(Records from a collection of figures)
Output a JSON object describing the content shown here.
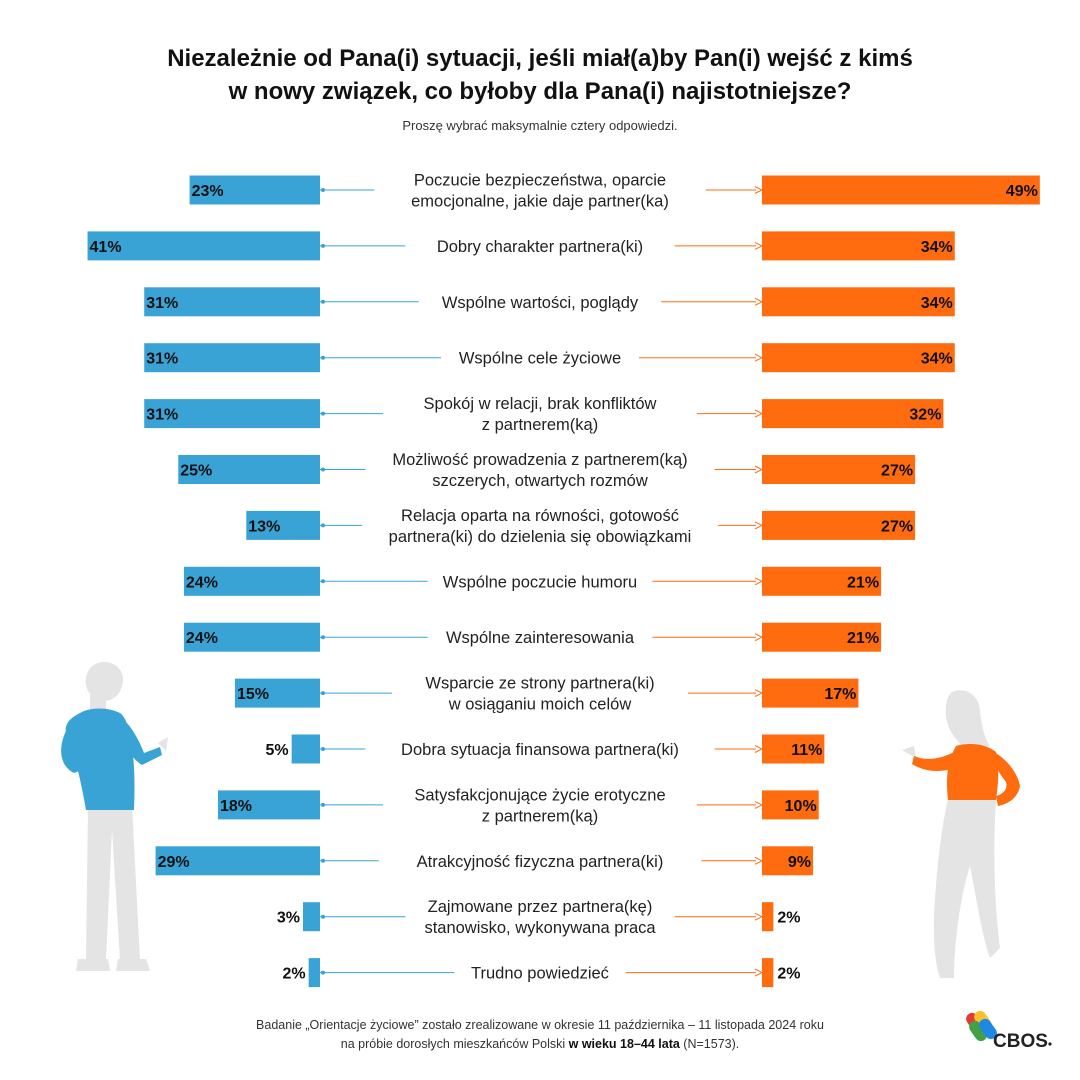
{
  "title_line1": "Niezależnie od Pana(i) sytuacji, jeśli miał(a)by Pan(i) wejść z kimś",
  "title_line2": "w nowy związek, co byłoby dla Pana(i) najistotniejsze?",
  "subtitle": "Proszę wybrać maksymalnie cztery odpowiedzi.",
  "footnote": {
    "line1": "Badanie „Orientacje życiowe” zostało zrealizowane  w okresie 11 października – 11 listopada 2024 roku",
    "line2_start": "na próbie dorosłych mieszkańców Polski ",
    "line2_bold": "w wieku 18–44 lata",
    "line2_end": " (N=1573)."
  },
  "logo_text": "CBOS",
  "colors": {
    "left": "#3aa3d6",
    "right": "#ff6b0f",
    "figure_gray": "#e4e4e4"
  },
  "chart_data": {
    "type": "bar",
    "orientation": "horizontal-diverging",
    "categories": [
      [
        "Poczucie bezpieczeństwa, oparcie",
        "emocjonalne, jakie daje partner(ka)"
      ],
      [
        "Dobry charakter partnera(ki)"
      ],
      [
        "Wspólne wartości, poglądy"
      ],
      [
        "Wspólne cele życiowe"
      ],
      [
        "Spokój w relacji, brak konfliktów",
        "z partnerem(ką)"
      ],
      [
        "Możliwość prowadzenia z partnerem(ką)",
        "szczerych, otwartych rozmów"
      ],
      [
        "Relacja oparta na równości, gotowość",
        "partnera(ki)  do dzielenia się obowiązkami"
      ],
      [
        "Wspólne poczucie humoru"
      ],
      [
        "Wspólne zainteresowania"
      ],
      [
        "Wsparcie ze strony partnera(ki)",
        "w osiąganiu moich celów"
      ],
      [
        "Dobra sytuacja finansowa partnera(ki)"
      ],
      [
        "Satysfakcjonujące życie erotyczne",
        "z partnerem(ką)"
      ],
      [
        "Atrakcyjność fizyczna partnera(ki)"
      ],
      [
        "Zajmowane przez partnera(kę)",
        "stanowisko, wykonywana praca"
      ],
      [
        "Trudno powiedzieć"
      ]
    ],
    "series": [
      {
        "name": "left",
        "color": "#3aa3d6",
        "values": [
          23,
          41,
          31,
          31,
          31,
          25,
          13,
          24,
          24,
          15,
          5,
          18,
          29,
          3,
          2
        ]
      },
      {
        "name": "right",
        "color": "#ff6b0f",
        "values": [
          49,
          34,
          34,
          34,
          32,
          27,
          27,
          21,
          21,
          17,
          11,
          10,
          9,
          2,
          2
        ]
      }
    ],
    "unit": "%",
    "xlim": [
      0,
      49
    ]
  }
}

• What you have to do:
How many of the listing's lines contain "życiowe"? Respond with a single number and nothing else.

• Result of the task:
2